What is needed: Pull out all lines from the listing below in which the word "Management" appears.

## start Input records

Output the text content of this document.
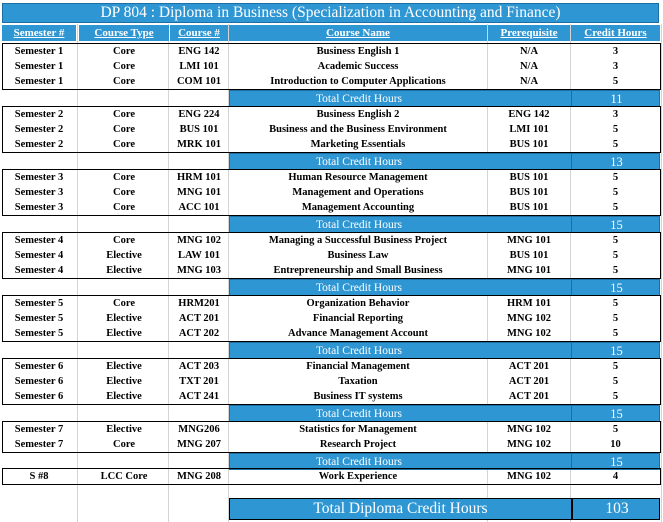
DP 804 : Diploma in Business (Specialization in Accounting and Finance)
Semester #	Course Type	Course #	Course Name	Prerequisite	Credit Hours
Semester 1	Core	ENG 142	Business English 1	N/A	3
Semester 1	Core	LMI 101	Academic Success	N/A	3
Semester 1	Core	COM 101	Introduction to Computer Applications	N/A	5
Total Credit Hours	11
Semester 2	Core	ENG 224	Business English 2	ENG 142	3
Semester 2	Core	BUS 101	Business and the Business Environment	LMI 101	5
Semester 2	Core	MRK 101	Marketing Essentials	BUS 101	5
Total Credit Hours	13
Semester 3	Core	HRM 101	Human Resource Management	BUS 101	5
Semester 3	Core	MNG 101	Management and Operations	BUS 101	5
Semester 3	Core	ACC 101	Management Accounting	BUS 101	5
Total Credit Hours	15
Semester 4	Core	MNG 102	Managing a Successful Business Project	MNG 101	5
Semester 4	Elective	LAW 101	Business Law	BUS 101	5
Semester 4	Elective	MNG 103	Entrepreneurship and Small Business	MNG 101	5
Total Credit Hours	15
Semester 5	Core	HRM201	Organization Behavior	HRM 101	5
Semester 5	Elective	ACT 201	Financial Reporting	MNG 102	5
Semester 5	Elective	ACT 202	Advance Management Account	MNG 102	5
Total Credit Hours	15
Semester 6	Elective	ACT 203	Financial Management	ACT 201	5
Semester 6	Elective	TXT 201	Taxation	ACT 201	5
Semester 6	Elective	ACT 241	Business IT systems	ACT 201	5
Total Credit Hours	15
Semester 7	Elective	MNG206	Statistics for Management	MNG 102	5
Semester 7	Core	MNG 207	Research Project	MNG 102	10
Total Credit Hours	15
S #8	LCC Core	MNG 208	Work Experience	MNG 102	4
Total Diploma Credit Hours	103
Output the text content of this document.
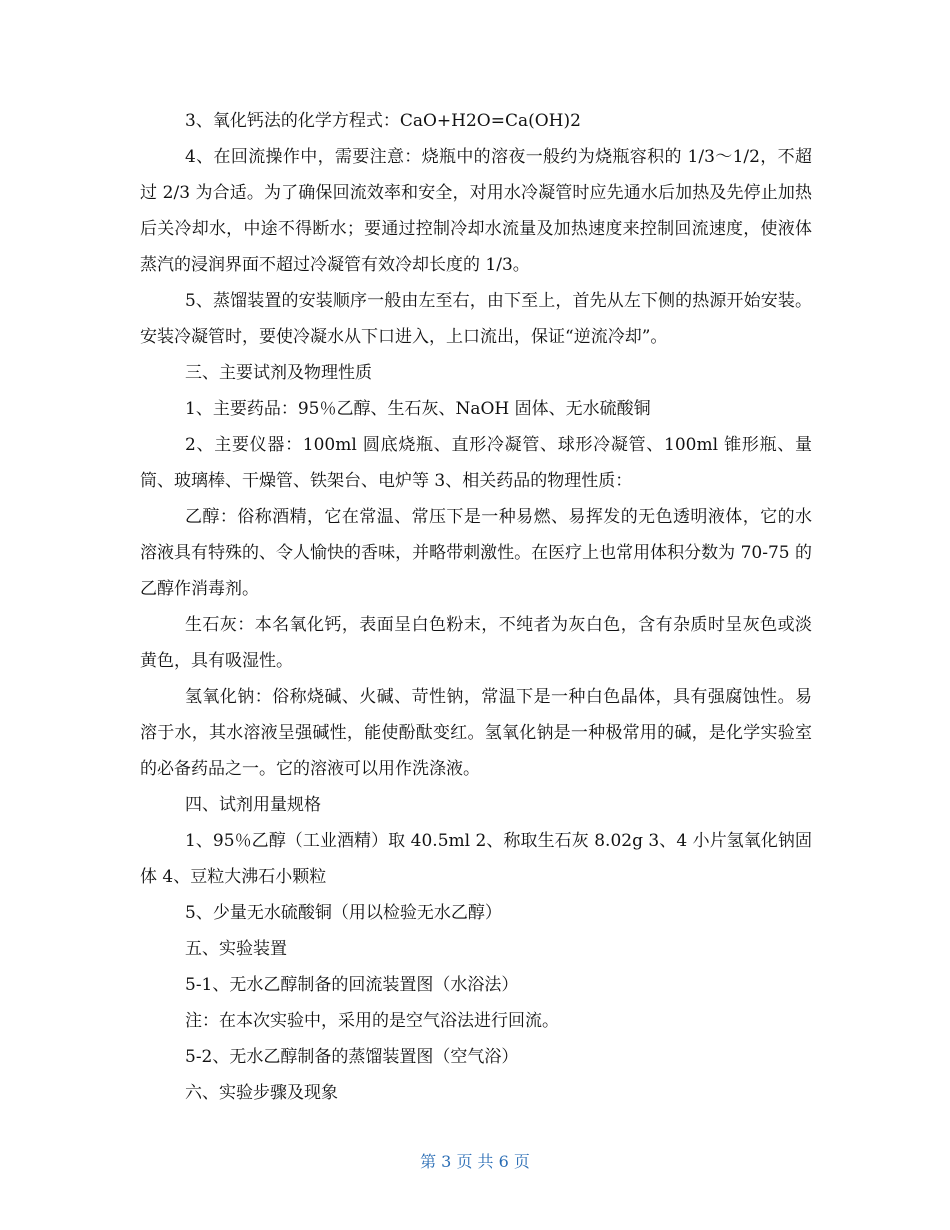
3、氧化钙法的化学方程式：CaO+H2O=Ca(OH)2

4、在回流操作中，需要注意：烧瓶中的溶夜一般约为烧瓶容积的 1/3～1/2，不超过 2/3 为合适。为了确保回流效率和安全，对用水冷凝管时应先通水后加热及先停止加热后关冷却水，中途不得断水；要通过控制冷却水流量及加热速度来控制回流速度，使液体蒸汽的浸润界面不超过冷凝管有效冷却长度的 1/3。

5、蒸馏装置的安装顺序一般由左至右，由下至上，首先从左下侧的热源开始安装。安装冷凝管时，要使冷凝水从下口进入，上口流出，保证“逆流冷却”。

三、主要试剂及物理性质

1、主要药品：95％乙醇、生石灰、NaOH 固体、无水硫酸铜

2、主要仪器：100ml 圆底烧瓶、直形冷凝管、球形冷凝管、100ml 锥形瓶、量筒、玻璃棒、干燥管、铁架台、电炉等 3、相关药品的物理性质：

乙醇：俗称酒精，它在常温、常压下是一种易燃、易挥发的无色透明液体，它的水溶液具有特殊的、令人愉快的香味，并略带刺激性。在医疗上也常用体积分数为 70-75 的乙醇作消毒剂。

生石灰：本名氧化钙，表面呈白色粉末，不纯者为灰白色，含有杂质时呈灰色或淡黄色，具有吸湿性。

氢氧化钠：俗称烧碱、火碱、苛性钠，常温下是一种白色晶体，具有强腐蚀性。易溶于水，其水溶液呈强碱性，能使酚酞变红。氢氧化钠是一种极常用的碱，是化学实验室的必备药品之一。它的溶液可以用作洗涤液。

四、试剂用量规格

1、95％乙醇（工业酒精）取 40.5ml 2、称取生石灰 8.02g 3、4 小片氢氧化钠固体 4、豆粒大沸石小颗粒

5、少量无水硫酸铜（用以检验无水乙醇）

五、实验装置

5-1、无水乙醇制备的回流装置图（水浴法）

注：在本次实验中，采用的是空气浴法进行回流。

5-2、无水乙醇制备的蒸馏装置图（空气浴）

六、实验步骤及现象

第 3 页 共 6 页
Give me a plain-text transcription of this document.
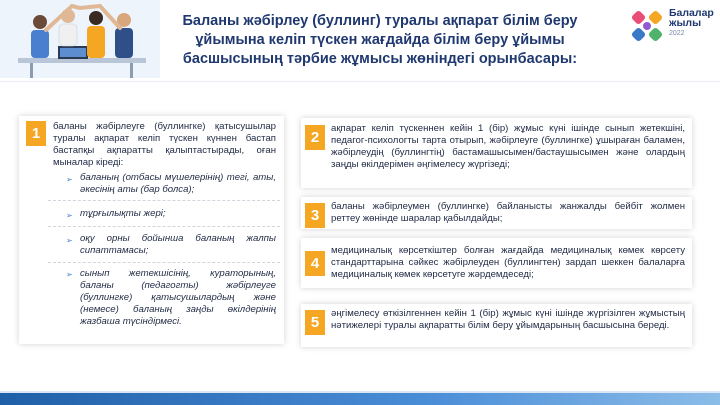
Баланы жәбірлеу (буллинг) туралы ақпарат білім беру
ұйымына келіп түскен жағдайда білім беру ұйымы
басшысының тәрбие жұмысы жөніндегі орынбасары:
Балалар
жылы
2022
1	баланы жәбірлеуге (буллингке) қатысушылар туралы ақпарат келіп түскен күннен бастап бастапқы ақпаратты қалыптастырады, оған мыналар кіреді:
➢ баланың (отбасы мүшелерінің) тегі, аты, әкесінің аты (бар болса);
➢ тұрғылықты жері;
➢ оқу орны бойынша баланың жалпы сипаттамасы;
➢ сынып жетекшісінің, кураторының, баланы (педагогты) жәбірлеуге (буллингке) қатысушылардың және (немесе) баланың заңды өкілдерінің жазбаша түсіндірмесі.
2
ақпарат келіп түскеннен кейін 1 (бір) жұмыс күні ішінде сынып жетекшіні, педагог-психологты тарта отырып, жәбірлеуге (буллингке) ұшыраған баламен, жәбірлеудің (буллингтің) бастамашысымен/бастаушысымен және олардың заңды өкілдерімен әңгімелесу жүргізеді;
3
баланы жәбірлеумен (буллингке) байланысты жанжалды бейбіт жолмен реттеу жөнінде шаралар қабылдайды;
4
медициналық көрсеткіштер болған жағдайда медициналық көмек көрсету стандарттарына сәйкес жәбірлеуден (буллингтен) зардап шеккен балаларға медициналық көмек көрсетуге жәрдемдеседі;
5
әңгімелесу өткізілгеннен кейін 1 (бір) жұмыс күні ішінде жүргізілген жұмыстың нәтижелері туралы ақпаратты білім беру ұйымдарының басшысына береді.
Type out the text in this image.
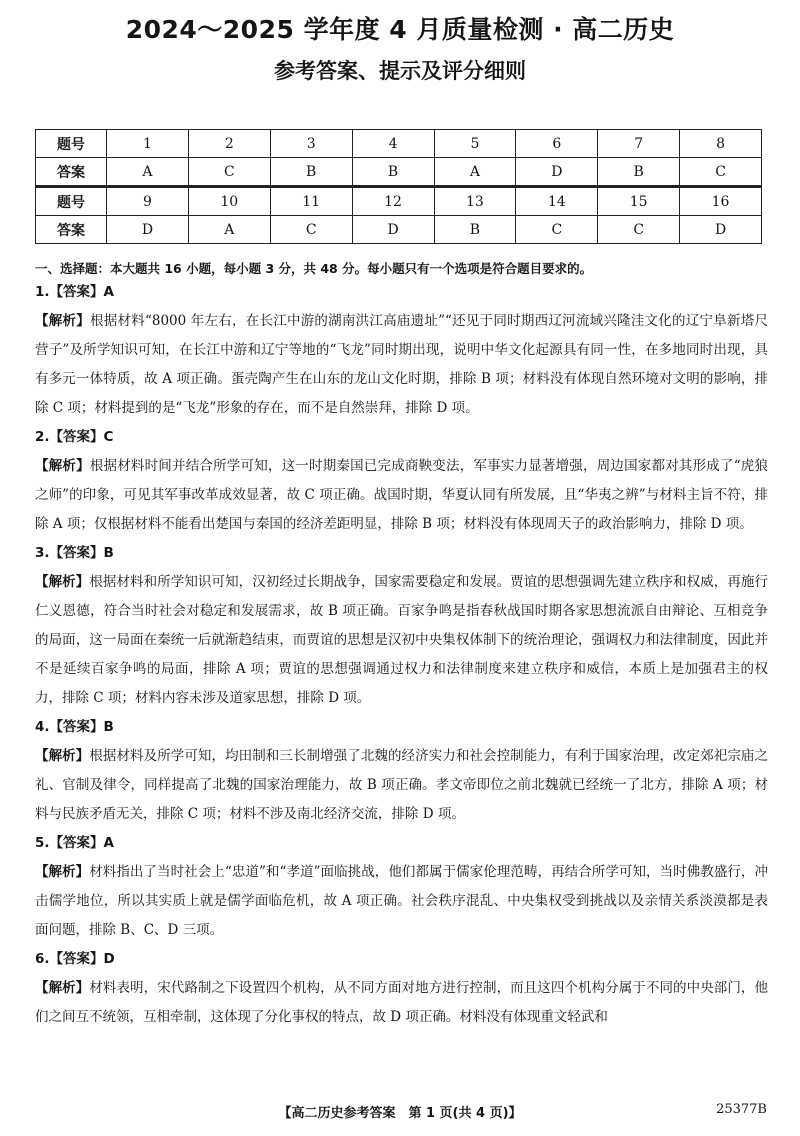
2024～2025 学年度 4 月质量检测 · 高二历史
参考答案、提示及评分细则
题号	1	2	3	4	5	6	7	8
答案	A	C	B	B	A	D	B	C
题号	9	10	11	12	13	14	15	16
答案	D	A	C	D	B	C	C	D
一、选择题：本大题共 16 小题，每小题 3 分，共 48 分。每小题只有一个选项是符合题目要求的。
1.【答案】A
【解析】根据材料“8000 年左右，在长江中游的湖南洪江高庙遗址”“还见于同时期西辽河流域兴隆洼文化的辽宁阜新塔尺营子”及所学知识可知，在长江中游和辽宁等地的“飞龙”同时期出现，说明中华文化起源具有同一性，在多地同时出现，具有多元一体特质，故 A 项正确。蛋壳陶产生在山东的龙山文化时期，排除 B 项；材料没有体现自然环境对文明的影响，排除 C 项；材料提到的是“飞龙”形象的存在，而不是自然崇拜，排除 D 项。
2.【答案】C
【解析】根据材料时间并结合所学可知，这一时期秦国已完成商鞅变法，军事实力显著增强，周边国家都对其形成了“虎狼之师”的印象，可见其军事改革成效显著，故 C 项正确。战国时期，华夏认同有所发展，且“华夷之辨”与材料主旨不符，排除 A 项；仅根据材料不能看出楚国与秦国的经济差距明显，排除 B 项；材料没有体现周天子的政治影响力，排除 D 项。
3.【答案】B
【解析】根据材料和所学知识可知，汉初经过长期战争，国家需要稳定和发展。贾谊的思想强调先建立秩序和权威，再施行仁义恩德，符合当时社会对稳定和发展需求，故 B 项正确。百家争鸣是指春秋战国时期各家思想流派自由辩论、互相竞争的局面，这一局面在秦统一后就渐趋结束，而贾谊的思想是汉初中央集权体制下的统治理论，强调权力和法律制度，因此并不是延续百家争鸣的局面，排除 A 项；贾谊的思想强调通过权力和法律制度来建立秩序和威信，本质上是加强君主的权力，排除 C 项；材料内容未涉及道家思想，排除 D 项。
4.【答案】B
【解析】根据材料及所学可知，均田制和三长制增强了北魏的经济实力和社会控制能力，有利于国家治理，改定郊祀宗庙之礼、官制及律令，同样提高了北魏的国家治理能力，故 B 项正确。孝文帝即位之前北魏就已经统一了北方，排除 A 项；材料与民族矛盾无关，排除 C 项；材料不涉及南北经济交流，排除 D 项。
5.【答案】A
【解析】材料指出了当时社会上“忠道”和“孝道”面临挑战，他们都属于儒家伦理范畴，再结合所学可知，当时佛教盛行，冲击儒学地位，所以其实质上就是儒学面临危机，故 A 项正确。社会秩序混乱、中央集权受到挑战以及亲情关系淡漠都是表面问题，排除 B、C、D 三项。
6.【答案】D
【解析】材料表明，宋代路制之下设置四个机构，从不同方面对地方进行控制，而且这四个机构分属于不同的中央部门，他们之间互不统领，互相牵制，这体现了分化事权的特点，故 D 项正确。材料没有体现重文轻武和
【高二历史参考答案　第 1 页(共 4 页)】	25377B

## end Input records

Written response:
Semester 3	Core	HRM 101	Human Resource Management	BUS 101	5
Semester 3	Core	MNG 101	Management and Operations	BUS 101	5
Semester 3	Core	ACC 101	Management Accounting	BUS 101	5
Semester 5	Elective	ACT 202	Advance Management Account	MNG 102	5
Semester 6	Elective	ACT 203	Financial Management	ACT 201	5
Semester 7	Elective	MNG206	Statistics for Management	MNG 102	5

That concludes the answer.